- **WRITTEN REQUEST**
The required output is a single number: how many lines of the material contain the string "stars".
[BEGIN]
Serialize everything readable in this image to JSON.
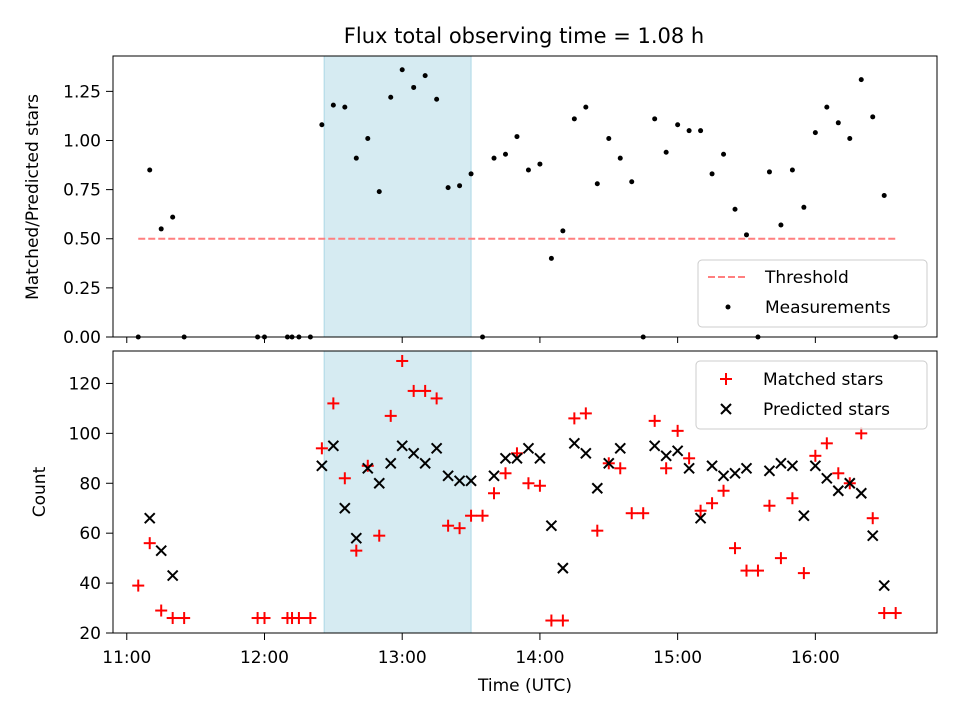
{
  "colors": {
    "threshold": "#ff7f7f",
    "measurement": "#000000",
    "matched": "#ff0000",
    "predicted": "#000000",
    "span": "#add8e6"
  },
  "chart_data": [
    {
      "type": "scatter",
      "title": "Flux total observing time = 1.08 h",
      "xlabel": "",
      "ylabel": "Matched/Predicted stars",
      "xlim": [
        "10:54",
        "16:53"
      ],
      "ylim": [
        0,
        1.43
      ],
      "yticks": [
        "0.00",
        "0.25",
        "0.50",
        "0.75",
        "1.00",
        "1.25"
      ],
      "grid": false,
      "legend_position": "lower-right",
      "highlight_span": [
        "12:26",
        "13:30"
      ],
      "threshold": {
        "name": "Threshold",
        "y": 0.5,
        "x": [
          "11:05",
          "16:35"
        ]
      },
      "series": [
        {
          "name": "Measurements",
          "x": [
            "11:05",
            "11:10",
            "11:15",
            "11:20",
            "11:25",
            "11:57",
            "12:00",
            "12:10",
            "12:12",
            "12:15",
            "12:20",
            "12:25",
            "12:30",
            "12:35",
            "12:40",
            "12:45",
            "12:50",
            "12:55",
            "13:00",
            "13:05",
            "13:10",
            "13:15",
            "13:20",
            "13:25",
            "13:30",
            "13:35",
            "13:40",
            "13:45",
            "13:50",
            "13:55",
            "14:00",
            "14:05",
            "14:10",
            "14:15",
            "14:20",
            "14:25",
            "14:30",
            "14:35",
            "14:40",
            "14:45",
            "14:50",
            "14:55",
            "15:00",
            "15:05",
            "15:10",
            "15:15",
            "15:20",
            "15:25",
            "15:30",
            "15:35",
            "15:40",
            "15:45",
            "15:50",
            "15:55",
            "16:00",
            "16:05",
            "16:10",
            "16:15",
            "16:20",
            "16:25",
            "16:30",
            "16:35"
          ],
          "y": [
            0.0,
            0.85,
            0.55,
            0.61,
            0.0,
            0.0,
            0.0,
            0.0,
            0.0,
            0.0,
            0.0,
            1.08,
            1.18,
            1.17,
            0.91,
            1.01,
            0.74,
            1.22,
            1.36,
            1.27,
            1.33,
            1.21,
            0.76,
            0.77,
            0.83,
            0.0,
            0.91,
            0.93,
            1.02,
            0.85,
            0.88,
            0.4,
            0.54,
            1.11,
            1.17,
            0.78,
            1.01,
            0.91,
            0.79,
            0.0,
            1.11,
            0.94,
            1.08,
            1.05,
            1.05,
            0.83,
            0.93,
            0.65,
            0.52,
            0.0,
            0.84,
            0.57,
            0.85,
            0.66,
            1.04,
            1.17,
            1.09,
            1.01,
            1.31,
            1.12,
            0.72,
            0.0
          ]
        }
      ]
    },
    {
      "type": "scatter",
      "title": "",
      "xlabel": "Time (UTC)",
      "ylabel": "Count",
      "xlim": [
        "10:54",
        "16:53"
      ],
      "ylim": [
        20,
        133
      ],
      "xticks": [
        "11:00",
        "12:00",
        "13:00",
        "14:00",
        "15:00",
        "16:00"
      ],
      "yticks": [
        "20",
        "40",
        "60",
        "80",
        "100",
        "120"
      ],
      "grid": false,
      "legend_position": "upper-right",
      "highlight_span": [
        "12:26",
        "13:30"
      ],
      "series": [
        {
          "name": "Matched stars",
          "marker": "plus",
          "x": [
            "11:05",
            "11:10",
            "11:15",
            "11:20",
            "11:25",
            "11:57",
            "12:00",
            "12:10",
            "12:12",
            "12:15",
            "12:20",
            "12:25",
            "12:30",
            "12:35",
            "12:40",
            "12:45",
            "12:50",
            "12:55",
            "13:00",
            "13:05",
            "13:10",
            "13:15",
            "13:20",
            "13:25",
            "13:30",
            "13:35",
            "13:40",
            "13:45",
            "13:50",
            "13:55",
            "14:00",
            "14:05",
            "14:10",
            "14:15",
            "14:20",
            "14:25",
            "14:30",
            "14:35",
            "14:40",
            "14:45",
            "14:50",
            "14:55",
            "15:00",
            "15:05",
            "15:10",
            "15:15",
            "15:20",
            "15:25",
            "15:30",
            "15:35",
            "15:40",
            "15:45",
            "15:50",
            "15:55",
            "16:00",
            "16:05",
            "16:10",
            "16:15",
            "16:20",
            "16:25",
            "16:30",
            "16:35"
          ],
          "y": [
            39,
            56,
            29,
            26,
            26,
            26,
            26,
            26,
            26,
            26,
            26,
            94,
            112,
            82,
            53,
            87,
            59,
            107,
            129,
            117,
            117,
            114,
            63,
            62,
            67,
            67,
            76,
            84,
            92,
            80,
            79,
            25,
            25,
            106,
            108,
            61,
            88,
            86,
            68,
            68,
            105,
            86,
            101,
            90,
            69,
            72,
            77,
            54,
            45,
            45,
            71,
            50,
            74,
            44,
            91,
            96,
            84,
            80,
            100,
            66,
            28,
            28
          ]
        },
        {
          "name": "Predicted stars",
          "marker": "x",
          "x": [
            "11:10",
            "11:15",
            "11:20",
            "12:25",
            "12:30",
            "12:35",
            "12:40",
            "12:45",
            "12:50",
            "12:55",
            "13:00",
            "13:05",
            "13:10",
            "13:15",
            "13:20",
            "13:25",
            "13:30",
            "13:40",
            "13:45",
            "13:50",
            "13:55",
            "14:00",
            "14:05",
            "14:10",
            "14:15",
            "14:20",
            "14:25",
            "14:30",
            "14:35",
            "14:50",
            "14:55",
            "15:00",
            "15:05",
            "15:10",
            "15:15",
            "15:20",
            "15:25",
            "15:30",
            "15:40",
            "15:45",
            "15:50",
            "15:55",
            "16:00",
            "16:05",
            "16:10",
            "16:15",
            "16:20",
            "16:25",
            "16:30"
          ],
          "y": [
            66,
            53,
            43,
            87,
            95,
            70,
            58,
            86,
            80,
            88,
            95,
            92,
            88,
            94,
            83,
            81,
            81,
            83,
            90,
            90,
            94,
            90,
            63,
            46,
            96,
            92,
            78,
            88,
            94,
            95,
            91,
            93,
            86,
            66,
            87,
            83,
            84,
            86,
            85,
            88,
            87,
            67,
            87,
            82,
            77,
            80,
            76,
            59,
            39
          ]
        }
      ]
    }
  ]
}
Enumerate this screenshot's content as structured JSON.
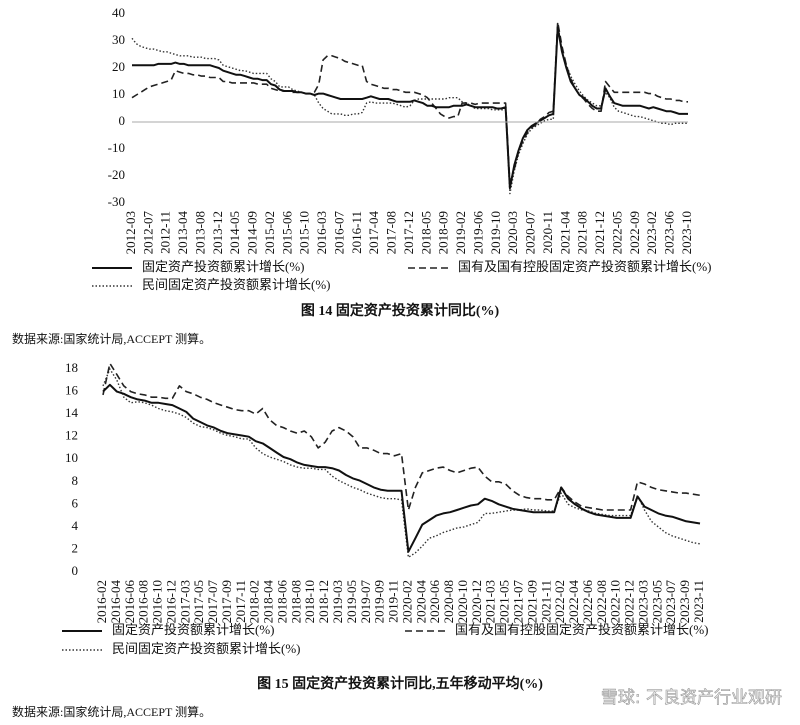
{
  "chart_data": [
    {
      "type": "line",
      "title": "图 14  固定资产投资累计同比(%)",
      "source": "数据来源:国家统计局,ACCEPT 测算。",
      "ylim": [
        -30,
        40
      ],
      "yticks": [
        -30,
        -20,
        -10,
        0,
        10,
        20,
        30,
        40
      ],
      "zero_line": true,
      "categories": [
        "2012-03",
        null,
        null,
        null,
        "2012-07",
        null,
        null,
        null,
        "2012-11",
        null,
        null,
        null,
        "2013-04",
        null,
        null,
        null,
        "2013-08",
        null,
        null,
        null,
        "2013-12",
        null,
        null,
        null,
        "2014-05",
        null,
        null,
        null,
        "2014-09",
        null,
        null,
        null,
        "2015-02",
        null,
        null,
        null,
        "2015-06",
        null,
        null,
        null,
        "2015-10",
        null,
        null,
        null,
        "2016-03",
        null,
        null,
        null,
        "2016-07",
        null,
        null,
        null,
        "2016-11",
        null,
        null,
        null,
        "2017-04",
        null,
        null,
        null,
        "2017-08",
        null,
        null,
        null,
        "2017-12",
        null,
        null,
        null,
        "2018-05",
        null,
        null,
        null,
        "2018-09",
        null,
        null,
        null,
        "2019-02",
        null,
        null,
        null,
        "2019-06",
        null,
        null,
        null,
        "2019-10",
        null,
        null,
        null,
        "2020-03",
        null,
        null,
        null,
        "2020-07",
        null,
        null,
        null,
        "2020-11",
        null,
        null,
        null,
        "2021-04",
        null,
        null,
        null,
        "2021-08",
        null,
        null,
        null,
        "2021-12",
        null,
        null,
        null,
        "2022-05",
        null,
        null,
        null,
        "2022-09",
        null,
        null,
        null,
        "2023-02",
        null,
        null,
        null,
        "2023-06",
        null,
        null,
        null,
        "2023-10"
      ],
      "series": [
        {
          "name": "固定资产投资额累计增长(%)",
          "color": "#111",
          "style": "solid",
          "values": [
            21,
            21,
            21,
            21,
            21,
            21,
            21.5,
            21.5,
            21.5,
            21.5,
            22,
            21.5,
            21.5,
            21,
            21,
            21,
            21,
            21,
            21,
            20.5,
            20,
            19,
            18.5,
            18,
            17.5,
            17.5,
            17,
            16.5,
            16,
            16,
            15.5,
            15.5,
            14,
            13.5,
            12,
            11.5,
            11.5,
            11.5,
            11,
            11,
            10.5,
            10.5,
            10,
            10.5,
            10.5,
            10,
            9.5,
            9,
            8.5,
            8.5,
            8.5,
            8.5,
            8.5,
            8.5,
            9,
            9.5,
            9,
            8.5,
            8.5,
            8.5,
            8,
            7.5,
            7.5,
            7.5,
            7.5,
            8,
            7.5,
            7,
            6,
            6,
            5.5,
            5.5,
            5.5,
            5.5,
            6,
            6,
            6,
            6.5,
            6,
            5.5,
            5.5,
            5.5,
            5.5,
            5.5,
            5,
            5,
            5.5,
            -24.5,
            -16,
            -10.5,
            -6,
            -3,
            -1.5,
            -0.5,
            0.5,
            1.5,
            2.5,
            3,
            35,
            26,
            20,
            15,
            12.5,
            10,
            9,
            7.5,
            6,
            5,
            5,
            12.5,
            9.5,
            7,
            6.5,
            6,
            6,
            6,
            6,
            6,
            5.5,
            5,
            5.5,
            5,
            4.5,
            4,
            4,
            3.5,
            3,
            3,
            3
          ]
        },
        {
          "name": "国有及国有控股固定资产投资额累计增长(%)",
          "color": "#222",
          "style": "dashed",
          "values": [
            9,
            10,
            11,
            12,
            13,
            13.5,
            14,
            14.5,
            15,
            15.5,
            19,
            18.5,
            18,
            18,
            17.5,
            17.5,
            17,
            17,
            16.5,
            16.5,
            16.5,
            15,
            15,
            14.5,
            14.5,
            14.5,
            14.5,
            14.5,
            14.5,
            14,
            14,
            14,
            12.5,
            12,
            11.5,
            11.5,
            11.5,
            11,
            11,
            11,
            10.5,
            10.5,
            11,
            14,
            23,
            24.5,
            24.5,
            24,
            23.5,
            22.5,
            22,
            21.5,
            21,
            21,
            15,
            14,
            13.5,
            13,
            12.5,
            12.5,
            12,
            12,
            11.5,
            11,
            11,
            11,
            10.5,
            10,
            9,
            7,
            5,
            3,
            2,
            1.5,
            2,
            2,
            7,
            7,
            7,
            6.5,
            7,
            7,
            7,
            7,
            7,
            7,
            7,
            -23,
            -17.5,
            -11,
            -7,
            -4,
            -2,
            -1,
            1,
            2,
            3.5,
            4,
            37,
            28,
            21,
            16,
            12.5,
            10,
            8.5,
            6.5,
            5,
            4,
            4,
            15,
            13,
            11,
            11,
            11,
            11,
            11,
            11,
            11,
            11,
            10.5,
            10.5,
            9.5,
            9,
            8.5,
            8.5,
            8,
            8,
            7.5,
            7.5
          ]
        },
        {
          "name": "民间固定资产投资额累计增长(%)",
          "color": "#333",
          "style": "dotted",
          "values": [
            31,
            29,
            28,
            27.5,
            27,
            27,
            26.5,
            26,
            26,
            25.5,
            25,
            24.5,
            24.5,
            24.5,
            24,
            24,
            24,
            23.5,
            23.5,
            23.5,
            23,
            21,
            20.5,
            20,
            19.5,
            19,
            19,
            18.5,
            18,
            18,
            18,
            18,
            16,
            15,
            13,
            13,
            13,
            12,
            11.5,
            11,
            10.5,
            10.5,
            10,
            7,
            5,
            4,
            3,
            3,
            3,
            2.5,
            2.5,
            3,
            3,
            3.5,
            7,
            7.5,
            7,
            7,
            7,
            7,
            7,
            6.5,
            6,
            5.5,
            6,
            8,
            8.5,
            8.5,
            8.5,
            8.5,
            8.5,
            8.5,
            8.5,
            9,
            9,
            9,
            7.5,
            7,
            6,
            5,
            5,
            5,
            5,
            4.5,
            4.5,
            4.5,
            4.5,
            -26.5,
            -18,
            -12,
            -8,
            -4.5,
            -2.5,
            -1.5,
            -0.5,
            0.5,
            1,
            1,
            36.5,
            26,
            21,
            17,
            14,
            11.5,
            9.5,
            8,
            7,
            6,
            6,
            11,
            9,
            5.5,
            4,
            3.5,
            3,
            2.5,
            2,
            2,
            1.5,
            1,
            0.5,
            0,
            -0.5,
            -0.5,
            -1,
            -0.5,
            -0.5,
            -0.5,
            -0.5
          ]
        }
      ]
    },
    {
      "type": "line",
      "title": "图 15 固定资产投资累计同比,五年移动平均(%)",
      "source": "数据来源:国家统计局,ACCEPT 测算。",
      "ylim": [
        0,
        18
      ],
      "yticks": [
        0,
        2,
        4,
        6,
        8,
        10,
        12,
        14,
        16,
        18
      ],
      "categories": [
        "2016-02",
        null,
        "2016-04",
        null,
        "2016-06",
        null,
        "2016-08",
        null,
        "2016-10",
        null,
        "2016-12",
        null,
        "2017-03",
        null,
        "2017-05",
        null,
        "2017-07",
        null,
        "2017-09",
        null,
        "2017-11",
        null,
        "2018-02",
        null,
        "2018-04",
        null,
        "2018-06",
        null,
        "2018-08",
        null,
        "2018-10",
        null,
        "2018-12",
        null,
        "2019-03",
        null,
        "2019-05",
        null,
        "2019-07",
        null,
        "2019-09",
        null,
        "2019-11",
        null,
        "2020-02",
        null,
        "2020-04",
        null,
        "2020-06",
        null,
        "2020-08",
        null,
        "2020-10",
        null,
        "2020-12",
        null,
        "2021-03",
        null,
        "2021-05",
        null,
        "2021-07",
        null,
        "2021-09",
        null,
        "2021-11",
        null,
        "2022-02",
        null,
        "2022-04",
        null,
        "2022-06",
        null,
        "2022-08",
        null,
        "2022-10",
        null,
        "2022-12",
        null,
        "2023-03",
        null,
        "2023-05",
        null,
        "2023-07",
        null,
        "2023-09",
        null,
        "2023-11"
      ],
      "series": [
        {
          "name": "固定资产投资额累计增长(%)",
          "color": "#111",
          "style": "solid",
          "values": [
            16,
            16.6,
            16,
            15.8,
            15.5,
            15.3,
            15.2,
            15,
            15,
            14.9,
            14.8,
            14.5,
            14.2,
            13.6,
            13.3,
            13,
            12.8,
            12.5,
            12.3,
            12.2,
            12.1,
            12,
            11.6,
            11.4,
            11,
            10.6,
            10.2,
            10,
            9.7,
            9.5,
            9.4,
            9.3,
            9.3,
            9.2,
            9,
            8.6,
            8.3,
            8.1,
            7.8,
            7.5,
            7.3,
            7.2,
            7.2,
            7.2,
            1.8,
            3,
            4.2,
            4.6,
            5,
            5.2,
            5.3,
            5.5,
            5.7,
            5.9,
            6,
            6.5,
            6.3,
            6,
            5.8,
            5.6,
            5.5,
            5.4,
            5.3,
            5.3,
            5.3,
            5.3,
            7.5,
            6.5,
            6,
            5.6,
            5.3,
            5.1,
            5,
            4.9,
            4.8,
            4.8,
            4.8,
            6.7,
            5.8,
            5.5,
            5.2,
            5,
            4.9,
            4.7,
            4.5,
            4.4,
            4.3
          ]
        },
        {
          "name": "国有及国有控股固定资产投资额累计增长(%)",
          "color": "#222",
          "style": "dashed",
          "values": [
            15.7,
            18.5,
            17.5,
            16.5,
            16,
            15.8,
            15.7,
            15.5,
            15.5,
            15.4,
            15.4,
            16.5,
            16,
            15.8,
            15.5,
            15.3,
            15,
            14.8,
            14.6,
            14.4,
            14.3,
            14.3,
            14,
            14.5,
            13.5,
            13,
            12.8,
            12.5,
            12.3,
            12.5,
            12,
            11,
            11.5,
            12.5,
            12.8,
            12.5,
            12,
            11,
            11,
            10.8,
            10.5,
            10.5,
            10.3,
            10.5,
            5.5,
            7.5,
            8.8,
            9,
            9.2,
            9.3,
            9,
            8.8,
            9,
            9.2,
            9.3,
            8.5,
            8,
            8,
            7.8,
            7.2,
            6.8,
            6.6,
            6.5,
            6.5,
            6.4,
            6.4,
            7.5,
            6.7,
            6.2,
            5.8,
            5.7,
            5.6,
            5.5,
            5.5,
            5.5,
            5.5,
            5.5,
            8,
            7.8,
            7.5,
            7.3,
            7.2,
            7.1,
            7,
            7,
            6.9,
            6.8
          ]
        },
        {
          "name": "民间固定资产投资额累计增长(%)",
          "color": "#333",
          "style": "dotted",
          "values": [
            16.5,
            18,
            17,
            15.5,
            15,
            15.1,
            15,
            14.8,
            14.5,
            14.3,
            14.2,
            14,
            13.7,
            13.2,
            12.9,
            12.8,
            12.6,
            12.3,
            12.1,
            12,
            11.8,
            11.8,
            11,
            10.5,
            10.2,
            10,
            9.8,
            9.5,
            9.3,
            9.2,
            9.2,
            9.1,
            9.1,
            8.5,
            8.1,
            7.8,
            7.5,
            7.3,
            7,
            6.8,
            6.6,
            6.5,
            6.5,
            6.4,
            1.3,
            1.7,
            2.3,
            3,
            3.2,
            3.5,
            3.7,
            3.9,
            4,
            4.2,
            4.4,
            5.2,
            5.2,
            5.3,
            5.4,
            5.5,
            5.5,
            5.6,
            5.5,
            5.5,
            5.4,
            5.4,
            7,
            6,
            5.7,
            5.5,
            5.4,
            5.2,
            5.1,
            5,
            5,
            5,
            5,
            6.8,
            5.5,
            4.5,
            4,
            3.5,
            3.2,
            3,
            2.8,
            2.6,
            2.5
          ]
        }
      ]
    }
  ],
  "watermark": "雪球: 不良资产行业观研"
}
[END]
- **RESULT FOR THIS EXERCISE**
3